▸ **What this task involves**: Every line must be returned precisely as it is written.

*** Data supplied ***

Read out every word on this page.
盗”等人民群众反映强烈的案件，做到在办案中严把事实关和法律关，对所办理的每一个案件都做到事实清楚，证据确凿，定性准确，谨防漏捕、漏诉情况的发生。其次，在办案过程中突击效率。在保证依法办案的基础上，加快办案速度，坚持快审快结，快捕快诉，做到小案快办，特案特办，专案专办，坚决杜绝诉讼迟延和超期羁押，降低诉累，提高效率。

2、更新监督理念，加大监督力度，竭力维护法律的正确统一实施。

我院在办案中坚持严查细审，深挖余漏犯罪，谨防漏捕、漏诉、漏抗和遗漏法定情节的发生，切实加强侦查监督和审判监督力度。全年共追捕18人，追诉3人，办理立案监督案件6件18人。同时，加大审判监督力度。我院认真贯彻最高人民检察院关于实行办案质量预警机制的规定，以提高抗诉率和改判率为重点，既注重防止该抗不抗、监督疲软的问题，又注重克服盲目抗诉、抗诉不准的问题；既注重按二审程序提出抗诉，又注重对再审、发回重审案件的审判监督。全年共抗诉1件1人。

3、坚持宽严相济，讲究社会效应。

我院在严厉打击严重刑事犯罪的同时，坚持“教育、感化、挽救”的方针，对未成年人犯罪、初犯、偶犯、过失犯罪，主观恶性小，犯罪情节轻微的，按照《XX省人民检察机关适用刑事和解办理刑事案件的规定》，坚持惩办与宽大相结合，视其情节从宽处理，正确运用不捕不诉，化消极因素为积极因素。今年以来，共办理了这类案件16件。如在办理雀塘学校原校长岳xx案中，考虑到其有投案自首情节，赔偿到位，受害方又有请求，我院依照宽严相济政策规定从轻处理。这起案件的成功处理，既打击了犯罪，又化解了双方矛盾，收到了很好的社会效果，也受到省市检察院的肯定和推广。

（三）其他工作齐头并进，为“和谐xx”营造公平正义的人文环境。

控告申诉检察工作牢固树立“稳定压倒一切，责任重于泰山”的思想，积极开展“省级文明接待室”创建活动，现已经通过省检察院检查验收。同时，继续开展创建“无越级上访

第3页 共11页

***

▸ **Answer to this task**:
Read out every word on this page.
盗”等人民群众反映强烈的案件，做到在办案中严把事实关和法律关，对所办理的每一个案件都做到事实清楚，证据确凿，定性准确，谨防漏捕、漏诉情况的发生。其次，在办案过程中突击效率。在保证依法办案的基础上，加快办案速度，坚持快审快结，快捕快诉，做到小案快办，特案特办，专案专办，坚决杜绝诉讼迟延和超期羁押，降低诉累，提高效率。

2、更新监督理念，加大监督力度，竭力维护法律的正确统一实施。

我院在办案中坚持严查细审，深挖余漏犯罪，谨防漏捕、漏诉、漏抗和遗漏法定情节的发生，切实加强侦查监督和审判监督力度。全年共追捕18人，追诉3人，办理立案监督案件6件18人。同时，加大审判监督力度。我院认真贯彻最高人民检察院关于实行办案质量预警机制的规定，以提高抗诉率和改判率为重点，既注重防止该抗不抗、监督疲软的问题，又注重克服盲目抗诉、抗诉不准的问题；既注重按二审程序提出抗诉，又注重对再审、发回重审案件的审判监督。全年共抗诉1件1人。

3、坚持宽严相济，讲究社会效应。

我院在严厉打击严重刑事犯罪的同时，坚持“教育、感化、挽救”的方针，对未成年人犯罪、初犯、偶犯、过失犯罪，主观恶性小，犯罪情节轻微的，按照《XX省人民检察机关适用刑事和解办理刑事案件的规定》，坚持惩办与宽大相结合，视其情节从宽处理，正确运用不捕不诉，化消极因素为积极因素。今年以来，共办理了这类案件16件。如在办理雀塘学校原校长岳xx案中，考虑到其有投案自首情节，赔偿到位，受害方又有请求，我院依照宽严相济政策规定从轻处理。这起案件的成功处理，既打击了犯罪，又化解了双方矛盾，收到了很好的社会效果，也受到省市检察院的肯定和推广。

（三）其他工作齐头并进，为“和谐xx”营造公平正义的人文环境。

控告申诉检察工作牢固树立“稳定压倒一切，责任重于泰山”的思想，积极开展“省级文明接待室”创建活动，现已经通过省检察院检查验收。同时，继续开展创建“无越级上访

第3页 共11页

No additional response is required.